--- Start WORKING DATA ---

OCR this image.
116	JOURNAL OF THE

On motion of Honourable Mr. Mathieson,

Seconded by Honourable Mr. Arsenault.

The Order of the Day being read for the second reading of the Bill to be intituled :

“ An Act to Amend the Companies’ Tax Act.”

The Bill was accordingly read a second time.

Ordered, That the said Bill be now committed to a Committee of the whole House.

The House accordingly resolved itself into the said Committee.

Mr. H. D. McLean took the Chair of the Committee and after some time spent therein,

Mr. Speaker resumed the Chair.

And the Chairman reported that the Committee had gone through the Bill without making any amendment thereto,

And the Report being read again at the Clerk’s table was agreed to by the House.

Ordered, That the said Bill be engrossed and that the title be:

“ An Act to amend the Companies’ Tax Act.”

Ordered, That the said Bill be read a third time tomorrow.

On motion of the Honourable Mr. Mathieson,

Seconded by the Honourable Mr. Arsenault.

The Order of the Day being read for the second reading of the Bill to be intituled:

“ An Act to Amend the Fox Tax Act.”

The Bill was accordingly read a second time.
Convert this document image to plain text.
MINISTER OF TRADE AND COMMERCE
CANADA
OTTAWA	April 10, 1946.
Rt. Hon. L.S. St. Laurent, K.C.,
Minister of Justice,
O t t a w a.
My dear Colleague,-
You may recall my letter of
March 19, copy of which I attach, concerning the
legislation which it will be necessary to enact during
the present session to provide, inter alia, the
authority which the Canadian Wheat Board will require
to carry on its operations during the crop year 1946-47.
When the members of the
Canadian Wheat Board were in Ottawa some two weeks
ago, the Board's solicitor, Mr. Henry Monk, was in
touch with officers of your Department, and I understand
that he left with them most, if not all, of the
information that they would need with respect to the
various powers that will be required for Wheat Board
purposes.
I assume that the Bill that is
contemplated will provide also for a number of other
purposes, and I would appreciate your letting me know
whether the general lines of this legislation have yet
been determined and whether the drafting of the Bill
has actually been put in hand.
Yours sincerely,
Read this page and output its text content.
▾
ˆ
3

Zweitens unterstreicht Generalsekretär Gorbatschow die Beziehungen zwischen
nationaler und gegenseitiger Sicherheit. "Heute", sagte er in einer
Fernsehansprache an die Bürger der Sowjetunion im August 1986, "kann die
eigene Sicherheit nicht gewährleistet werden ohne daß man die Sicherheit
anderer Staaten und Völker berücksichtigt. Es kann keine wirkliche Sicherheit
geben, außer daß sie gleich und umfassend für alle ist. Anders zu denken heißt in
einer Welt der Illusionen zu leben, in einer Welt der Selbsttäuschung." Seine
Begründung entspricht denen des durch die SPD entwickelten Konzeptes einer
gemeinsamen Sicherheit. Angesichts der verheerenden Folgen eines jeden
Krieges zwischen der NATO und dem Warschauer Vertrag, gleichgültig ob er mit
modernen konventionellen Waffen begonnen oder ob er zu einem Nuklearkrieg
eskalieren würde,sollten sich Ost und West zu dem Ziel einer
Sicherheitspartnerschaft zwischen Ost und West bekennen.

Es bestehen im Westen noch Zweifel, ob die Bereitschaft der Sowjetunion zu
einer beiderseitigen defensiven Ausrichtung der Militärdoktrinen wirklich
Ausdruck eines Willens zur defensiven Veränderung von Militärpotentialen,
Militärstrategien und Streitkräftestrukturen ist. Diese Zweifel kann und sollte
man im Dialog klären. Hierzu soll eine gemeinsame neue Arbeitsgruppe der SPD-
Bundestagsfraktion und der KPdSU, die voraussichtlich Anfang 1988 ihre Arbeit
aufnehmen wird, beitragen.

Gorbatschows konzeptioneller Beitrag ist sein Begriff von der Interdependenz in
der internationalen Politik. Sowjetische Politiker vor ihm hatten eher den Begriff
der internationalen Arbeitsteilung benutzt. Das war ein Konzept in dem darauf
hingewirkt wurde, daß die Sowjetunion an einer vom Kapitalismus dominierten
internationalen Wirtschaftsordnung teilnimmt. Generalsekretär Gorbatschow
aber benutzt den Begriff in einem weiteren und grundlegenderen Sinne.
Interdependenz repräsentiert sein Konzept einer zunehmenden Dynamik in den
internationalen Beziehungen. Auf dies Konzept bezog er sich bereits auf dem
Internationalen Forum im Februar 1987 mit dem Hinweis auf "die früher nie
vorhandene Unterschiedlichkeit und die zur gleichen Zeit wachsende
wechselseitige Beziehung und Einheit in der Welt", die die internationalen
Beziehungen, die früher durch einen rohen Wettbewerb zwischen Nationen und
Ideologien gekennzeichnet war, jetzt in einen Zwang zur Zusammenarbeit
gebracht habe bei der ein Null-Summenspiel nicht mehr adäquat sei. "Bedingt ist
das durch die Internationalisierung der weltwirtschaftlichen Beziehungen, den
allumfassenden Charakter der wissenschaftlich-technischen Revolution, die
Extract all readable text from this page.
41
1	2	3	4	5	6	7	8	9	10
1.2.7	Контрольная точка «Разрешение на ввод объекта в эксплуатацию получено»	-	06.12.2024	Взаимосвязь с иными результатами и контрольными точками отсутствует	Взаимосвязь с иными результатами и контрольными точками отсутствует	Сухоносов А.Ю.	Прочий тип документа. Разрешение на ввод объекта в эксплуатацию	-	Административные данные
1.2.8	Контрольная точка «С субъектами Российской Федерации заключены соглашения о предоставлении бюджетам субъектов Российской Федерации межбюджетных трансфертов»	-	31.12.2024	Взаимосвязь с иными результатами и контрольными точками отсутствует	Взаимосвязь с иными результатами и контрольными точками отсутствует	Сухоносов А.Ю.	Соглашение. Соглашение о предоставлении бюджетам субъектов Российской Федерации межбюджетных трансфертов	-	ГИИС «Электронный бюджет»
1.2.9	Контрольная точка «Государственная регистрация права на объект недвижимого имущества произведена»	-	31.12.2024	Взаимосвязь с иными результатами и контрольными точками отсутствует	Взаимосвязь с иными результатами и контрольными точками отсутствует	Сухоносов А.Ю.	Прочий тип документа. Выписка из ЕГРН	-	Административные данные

--- End WORKING DATA ---

DIRECTIONS: Search the records for the word "during", then list every line that has it.

REPLY:
legislation which it will be necessary to enact during
to carry on its operations during the crop year 1946-47.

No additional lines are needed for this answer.